WRITTEN REQUEST:
Tally the lines holding "buildings" and state only that figure.
[Start of RAW DATA]
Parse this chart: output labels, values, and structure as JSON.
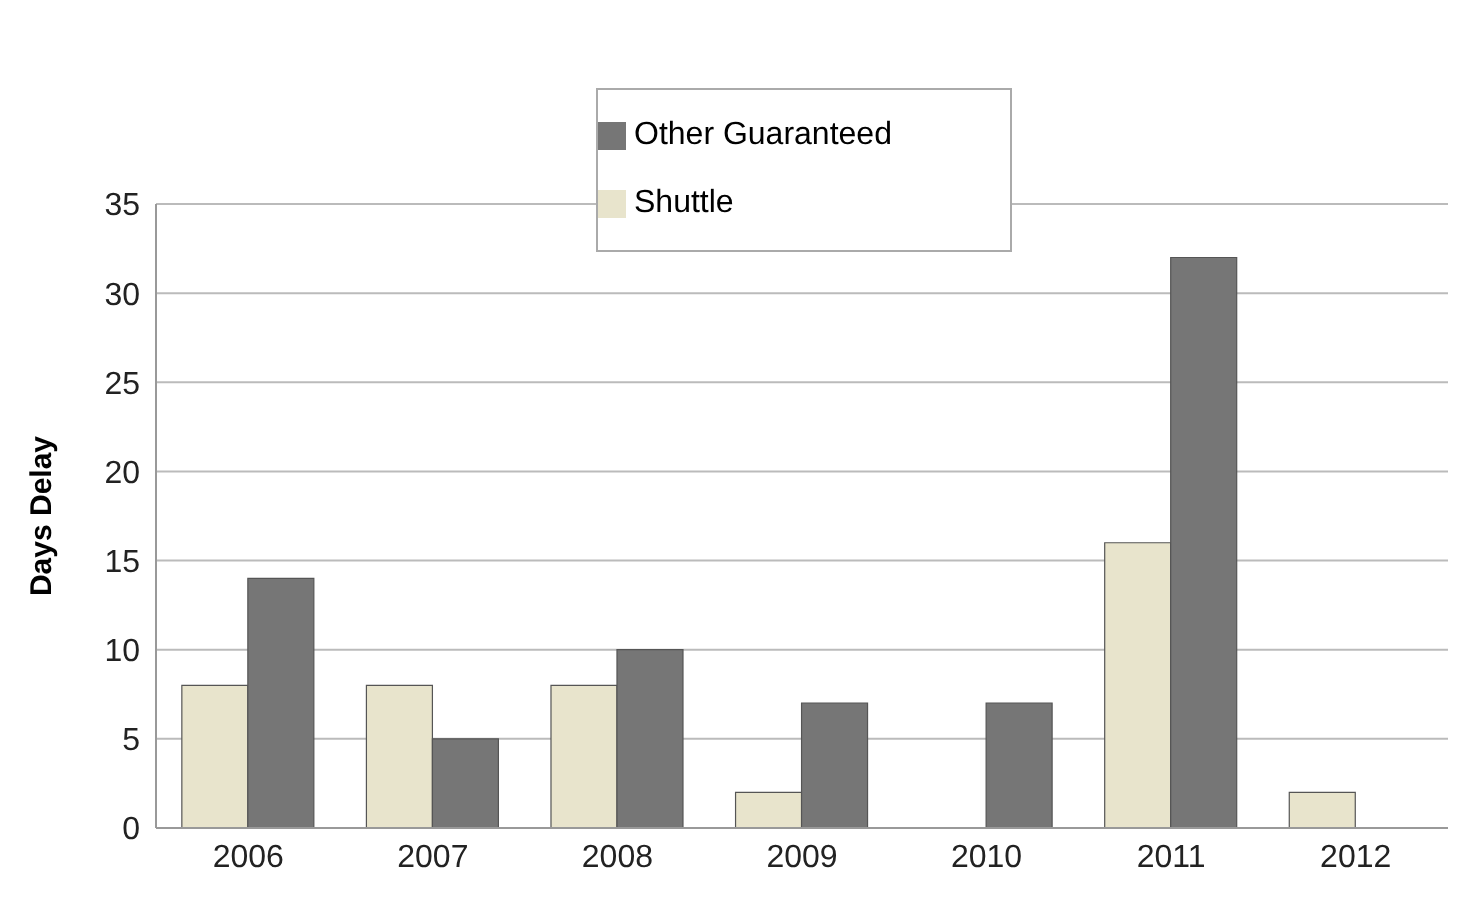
{
  "chart_data": {
    "type": "bar",
    "ylabel": "Days Delay",
    "categories": [
      "2006",
      "2007",
      "2008",
      "2009",
      "2010",
      "2011",
      "2012"
    ],
    "series": [
      {
        "name": "Shuttle",
        "color": "#e8e4cc",
        "values": [
          8,
          8,
          8,
          2,
          0,
          16,
          2
        ]
      },
      {
        "name": "Other Guaranteed",
        "color": "#767676",
        "values": [
          14,
          5,
          10,
          7,
          7,
          32,
          0
        ]
      }
    ],
    "ylim": [
      0,
      35
    ],
    "yticks": [
      0,
      5,
      10,
      15,
      20,
      25,
      30,
      35
    ],
    "grid": "y",
    "legend": "top"
  }
}
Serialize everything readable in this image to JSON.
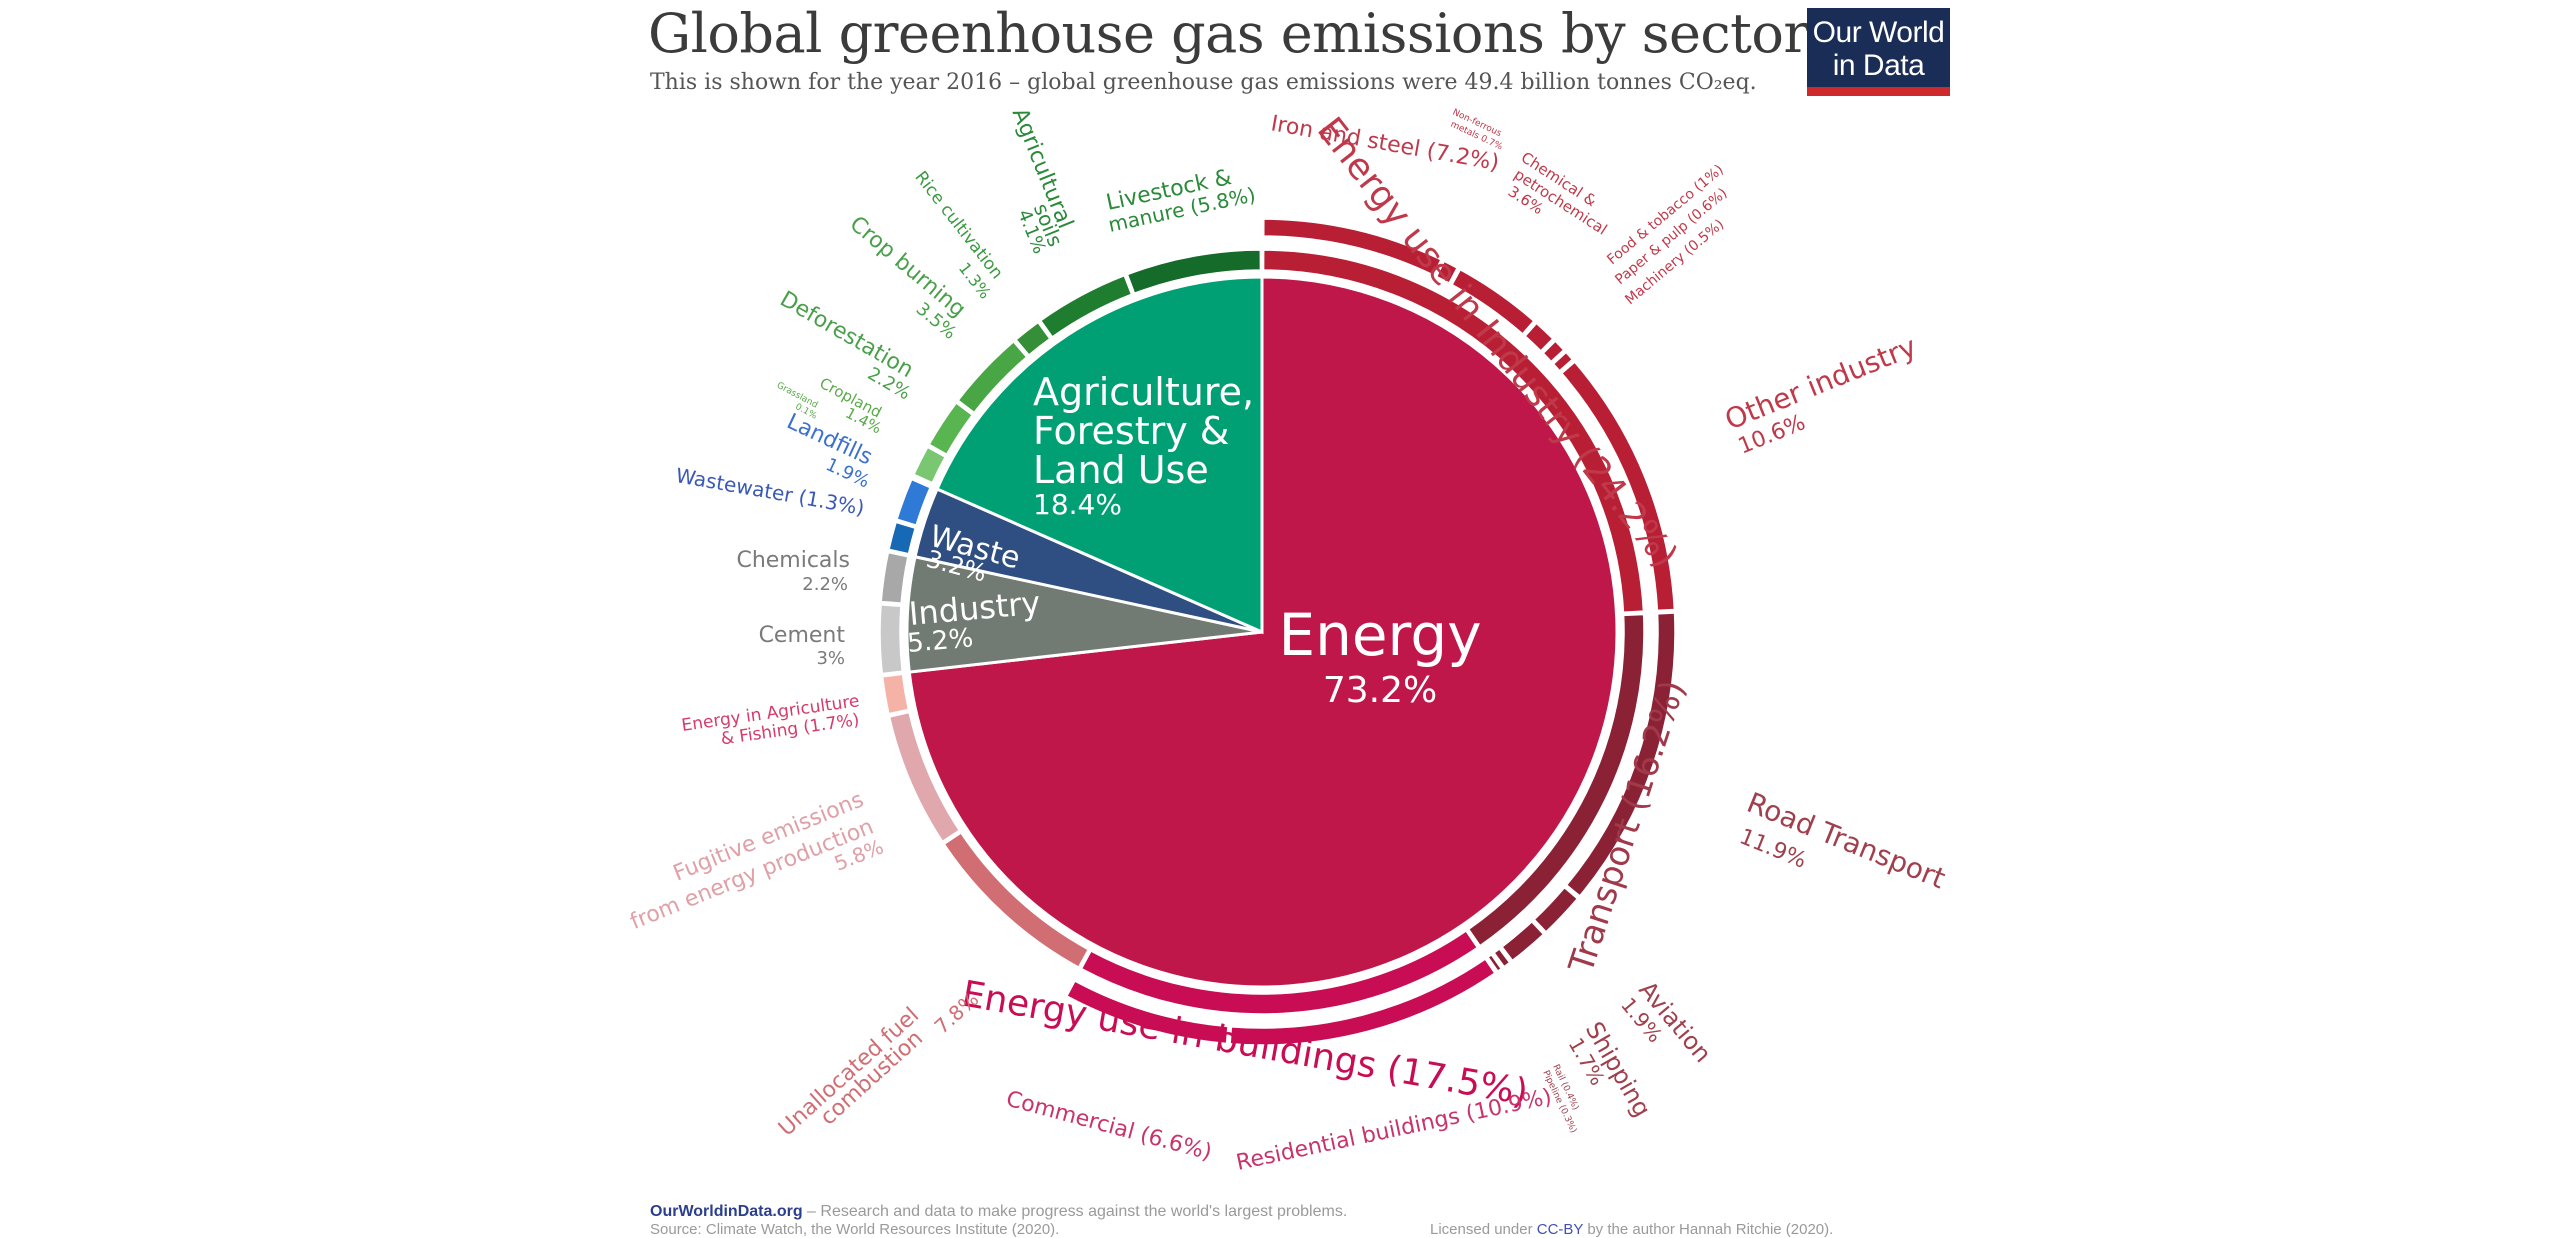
{
  "header": {
    "title": "Global greenhouse gas emissions by sector",
    "subtitle": "This is shown for the year 2016 – global greenhouse gas emissions were 49.4 billion tonnes CO₂eq.",
    "logo_line1": "Our World",
    "logo_line2": "in Data"
  },
  "footer": {
    "site": "OurWorldinData.org",
    "tagline": " – Research and data to make progress against the world's largest problems.",
    "source": "Source: Climate Watch, the World Resources Institute (2020).",
    "license_prefix": "Licensed under ",
    "license_link": "CC-BY",
    "license_suffix": " by the author Hannah Ritchie  (2020)."
  },
  "chart_data": {
    "type": "pie",
    "title": "Global greenhouse gas emissions by sector",
    "unit": "%",
    "inner": [
      {
        "label": "Energy",
        "value": 73.2,
        "color": "#c0174a"
      },
      {
        "label": "Industry",
        "value": 5.2,
        "color": "#727b73"
      },
      {
        "label": "Waste",
        "value": 3.2,
        "color": "#2f4f82"
      },
      {
        "label": "Agriculture, Forestry & Land Use",
        "value": 18.4,
        "color": "#00a074"
      }
    ],
    "middle": [
      {
        "label": "Energy use in Industry",
        "value": 24.2,
        "color": "#b81e34"
      },
      {
        "label": "Transport",
        "value": 16.2,
        "color": "#8b2135"
      },
      {
        "label": "Energy use in buildings",
        "value": 17.5,
        "color": "#c80d55"
      },
      {
        "label": "Unallocated fuel combustion",
        "value": 7.8,
        "color": "#d06e74"
      },
      {
        "label": "Fugitive emissions from energy production",
        "value": 5.8,
        "color": "#e0a7ac"
      },
      {
        "label": "Energy in Agriculture & Fishing",
        "value": 1.7,
        "color": "#f5b3a8"
      },
      {
        "label": "Cement",
        "value": 3.0,
        "color": "#c8c8c8"
      },
      {
        "label": "Chemicals",
        "value": 2.2,
        "color": "#a8a8a8"
      },
      {
        "label": "Wastewater",
        "value": 1.3,
        "color": "#1769b6"
      },
      {
        "label": "Landfills",
        "value": 1.9,
        "color": "#2e7ad6"
      },
      {
        "label": "Grassland",
        "value": 0.1,
        "color": "#86d27e"
      },
      {
        "label": "Cropland",
        "value": 1.4,
        "color": "#79c771"
      },
      {
        "label": "Deforestation",
        "value": 2.2,
        "color": "#58b54f"
      },
      {
        "label": "Crop burning",
        "value": 3.5,
        "color": "#48a644"
      },
      {
        "label": "Rice cultivation",
        "value": 1.3,
        "color": "#358f38"
      },
      {
        "label": "Agricultural soils",
        "value": 4.1,
        "color": "#1f7d2f"
      },
      {
        "label": "Livestock & manure",
        "value": 5.8,
        "color": "#146b2a"
      }
    ],
    "outer": [
      {
        "label": "Iron and steel",
        "value": 7.2,
        "color": "#b81e34"
      },
      {
        "label": "Non-ferrous metals",
        "value": 0.7,
        "color": "#b81e34"
      },
      {
        "label": "Chemical & petrochemical",
        "value": 3.6,
        "color": "#b81e34"
      },
      {
        "label": "Food & tobacco",
        "value": 1.0,
        "color": "#b81e34"
      },
      {
        "label": "Paper & pulp",
        "value": 0.6,
        "color": "#b81e34"
      },
      {
        "label": "Machinery",
        "value": 0.5,
        "color": "#b81e34"
      },
      {
        "label": "Other industry",
        "value": 10.6,
        "color": "#b81e34"
      },
      {
        "label": "Road Transport",
        "value": 11.9,
        "color": "#8b2135"
      },
      {
        "label": "Aviation",
        "value": 1.9,
        "color": "#8b2135"
      },
      {
        "label": "Shipping",
        "value": 1.7,
        "color": "#8b2135"
      },
      {
        "label": "Rail",
        "value": 0.4,
        "color": "#8b2135"
      },
      {
        "label": "Pipeline",
        "value": 0.3,
        "color": "#8b2135"
      },
      {
        "label": "Residential buildings",
        "value": 10.9,
        "color": "#c80d55"
      },
      {
        "label": "Commercial",
        "value": 6.6,
        "color": "#c80d55"
      }
    ],
    "text_labels": [
      {
        "id": "inner-energy-name",
        "text": "Energy",
        "color": "#ffffff"
      },
      {
        "id": "inner-energy-value",
        "text": "73.2%",
        "color": "#ffffff"
      },
      {
        "id": "inner-afolu-1",
        "text": "Agriculture,",
        "color": "#ffffff"
      },
      {
        "id": "inner-afolu-2",
        "text": "Forestry &",
        "color": "#ffffff"
      },
      {
        "id": "inner-afolu-3",
        "text": "Land Use",
        "color": "#ffffff"
      },
      {
        "id": "inner-afolu-value",
        "text": "18.4%",
        "color": "#ffffff"
      },
      {
        "id": "inner-waste-name",
        "text": "Waste",
        "color": "#ffffff"
      },
      {
        "id": "inner-waste-value",
        "text": "3.2%",
        "color": "#ffffff"
      },
      {
        "id": "inner-industry-name",
        "text": "Industry",
        "color": "#ffffff"
      },
      {
        "id": "inner-industry-value",
        "text": "5.2%",
        "color": "#ffffff"
      },
      {
        "id": "label-energy-industry",
        "text": "Energy use in Industry (24.2%)",
        "color": "#c0394a"
      },
      {
        "id": "label-transport",
        "text": "Transport (16.2%)",
        "color": "#a03a4a"
      },
      {
        "id": "label-buildings",
        "text": "Energy use in buildings (17.5%)",
        "color": "#c80d55"
      },
      {
        "id": "label-iron",
        "text": "Iron and steel (7.2%)",
        "color": "#c0394a"
      },
      {
        "id": "label-nonferrous-1",
        "text": "Non-ferrous",
        "color": "#c0394a"
      },
      {
        "id": "label-nonferrous-2",
        "text": "metals 0.7%",
        "color": "#c0394a"
      },
      {
        "id": "label-chem-1",
        "text": "Chemical &",
        "color": "#c0394a"
      },
      {
        "id": "label-chem-2",
        "text": "petrochemical",
        "color": "#c0394a"
      },
      {
        "id": "label-chem-3",
        "text": "3.6%",
        "color": "#c0394a"
      },
      {
        "id": "label-food",
        "text": "Food & tobacco (1%)",
        "color": "#c0394a"
      },
      {
        "id": "label-paper",
        "text": "Paper & pulp (0.6%)",
        "color": "#c0394a"
      },
      {
        "id": "label-machinery",
        "text": "Machinery (0.5%)",
        "color": "#c0394a"
      },
      {
        "id": "label-other-industry",
        "text": "Other industry",
        "color": "#c0394a"
      },
      {
        "id": "label-other-industry-value",
        "text": "10.6%",
        "color": "#c0394a"
      },
      {
        "id": "label-road",
        "text": "Road Transport",
        "color": "#a0404d"
      },
      {
        "id": "label-road-value",
        "text": "11.9%",
        "color": "#a0404d"
      },
      {
        "id": "label-aviation",
        "text": "Aviation",
        "color": "#a0404d"
      },
      {
        "id": "label-aviation-value",
        "text": "1.9%",
        "color": "#a0404d"
      },
      {
        "id": "label-shipping",
        "text": "Shipping",
        "color": "#a0404d"
      },
      {
        "id": "label-shipping-value",
        "text": "1.7%",
        "color": "#a0404d"
      },
      {
        "id": "label-rail",
        "text": "Rail (0.4%)",
        "color": "#a0404d"
      },
      {
        "id": "label-pipeline",
        "text": "Pipeline (0.3%)",
        "color": "#a0404d"
      },
      {
        "id": "label-residential",
        "text": "Residential buildings (10.9%)",
        "color": "#c8346a"
      },
      {
        "id": "label-commercial",
        "text": "Commercial (6.6%)",
        "color": "#c8346a"
      },
      {
        "id": "label-unallocated-1",
        "text": "Unallocated fuel",
        "color": "#d06e74"
      },
      {
        "id": "label-unallocated-2",
        "text": "combustion",
        "color": "#d06e74"
      },
      {
        "id": "label-unallocated-3",
        "text": "7.8%",
        "color": "#d06e74"
      },
      {
        "id": "label-fugitive-1",
        "text": "Fugitive emissions",
        "color": "#e0a0a8"
      },
      {
        "id": "label-fugitive-2",
        "text": "from energy production",
        "color": "#e0a0a8"
      },
      {
        "id": "label-fugitive-3",
        "text": "5.8%",
        "color": "#e0a0a8"
      },
      {
        "id": "label-energy-agri-1",
        "text": "Energy in Agriculture",
        "color": "#d63a6a"
      },
      {
        "id": "label-energy-agri-2",
        "text": "& Fishing (1.7%)",
        "color": "#d63a6a"
      },
      {
        "id": "label-cement",
        "text": "Cement",
        "color": "#7a7a7a"
      },
      {
        "id": "label-cement-value",
        "text": "3%",
        "color": "#7a7a7a"
      },
      {
        "id": "label-chemicals",
        "text": "Chemicals",
        "color": "#7a7a7a"
      },
      {
        "id": "label-chemicals-value",
        "text": "2.2%",
        "color": "#7a7a7a"
      },
      {
        "id": "label-wastewater",
        "text": "Wastewater (1.3%)",
        "color": "#3a58b8"
      },
      {
        "id": "label-landfills",
        "text": "Landfills",
        "color": "#3a70d0"
      },
      {
        "id": "label-landfills-value",
        "text": "1.9%",
        "color": "#3a70d0"
      },
      {
        "id": "label-grassland-1",
        "text": "Grassland",
        "color": "#5aaa4a"
      },
      {
        "id": "label-grassland-2",
        "text": "0.1%",
        "color": "#5aaa4a"
      },
      {
        "id": "label-cropland-1",
        "text": "Cropland",
        "color": "#5aaa4a"
      },
      {
        "id": "label-cropland-2",
        "text": "1.4%",
        "color": "#5aaa4a"
      },
      {
        "id": "label-deforestation",
        "text": "Deforestation",
        "color": "#4aa04a"
      },
      {
        "id": "label-deforestation-value",
        "text": "2.2%",
        "color": "#4aa04a"
      },
      {
        "id": "label-crop-burning",
        "text": "Crop burning",
        "color": "#4aa04a"
      },
      {
        "id": "label-crop-burning-value",
        "text": "3.5%",
        "color": "#4aa04a"
      },
      {
        "id": "label-rice",
        "text": "Rice cultivation",
        "color": "#3a9a40"
      },
      {
        "id": "label-rice-value",
        "text": "1.3%",
        "color": "#3a9a40"
      },
      {
        "id": "label-agsoils-1",
        "text": "Agricultural",
        "color": "#2a8a3a"
      },
      {
        "id": "label-agsoils-2",
        "text": "soils",
        "color": "#2a8a3a"
      },
      {
        "id": "label-agsoils-3",
        "text": "4.1%",
        "color": "#2a8a3a"
      },
      {
        "id": "label-livestock-1",
        "text": "Livestock &",
        "color": "#2a8a3a"
      },
      {
        "id": "label-livestock-2",
        "text": "manure (5.8%)",
        "color": "#2a8a3a"
      }
    ]
  }
}
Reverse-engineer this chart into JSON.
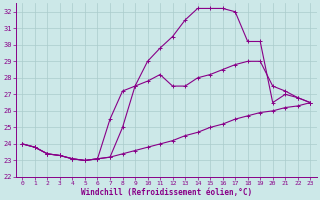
{
  "xlabel": "Windchill (Refroidissement éolien,°C)",
  "xlim": [
    -0.5,
    23.5
  ],
  "ylim": [
    22,
    32.5
  ],
  "yticks": [
    22,
    23,
    24,
    25,
    26,
    27,
    28,
    29,
    30,
    31,
    32
  ],
  "xticks": [
    0,
    1,
    2,
    3,
    4,
    5,
    6,
    7,
    8,
    9,
    10,
    11,
    12,
    13,
    14,
    15,
    16,
    17,
    18,
    19,
    20,
    21,
    22,
    23
  ],
  "bg_color": "#cce8e8",
  "grid_color": "#aacccc",
  "line_color": "#880088",
  "line1_x": [
    0,
    1,
    2,
    3,
    4,
    5,
    6,
    7,
    8,
    9,
    10,
    11,
    12,
    13,
    14,
    15,
    16,
    17,
    18,
    19,
    20,
    21,
    22,
    23
  ],
  "line1_y": [
    24.0,
    23.8,
    23.4,
    23.3,
    23.1,
    23.0,
    23.1,
    23.2,
    23.4,
    23.6,
    23.8,
    24.0,
    24.2,
    24.5,
    24.7,
    25.0,
    25.2,
    25.5,
    25.7,
    25.9,
    26.0,
    26.2,
    26.3,
    26.5
  ],
  "line2_x": [
    0,
    1,
    2,
    3,
    4,
    5,
    6,
    7,
    8,
    9,
    10,
    11,
    12,
    13,
    14,
    15,
    16,
    17,
    18,
    19,
    20,
    21,
    22,
    23
  ],
  "line2_y": [
    24.0,
    23.8,
    23.4,
    23.3,
    23.1,
    23.0,
    23.1,
    25.5,
    27.2,
    27.5,
    27.8,
    28.2,
    27.5,
    27.5,
    28.0,
    28.2,
    28.5,
    28.8,
    29.0,
    29.0,
    27.5,
    27.2,
    26.8,
    26.5
  ],
  "line3_x": [
    0,
    1,
    2,
    3,
    4,
    5,
    6,
    7,
    8,
    9,
    10,
    11,
    12,
    13,
    14,
    15,
    16,
    17,
    18,
    19,
    20,
    21,
    22,
    23
  ],
  "line3_y": [
    24.0,
    23.8,
    23.4,
    23.3,
    23.1,
    23.0,
    23.1,
    23.2,
    25.0,
    27.5,
    29.0,
    29.8,
    30.5,
    31.5,
    32.2,
    32.2,
    32.2,
    32.0,
    30.2,
    30.2,
    26.5,
    27.0,
    26.8,
    26.5
  ]
}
[End of RAW DATA]
TASK RESPONSE:
5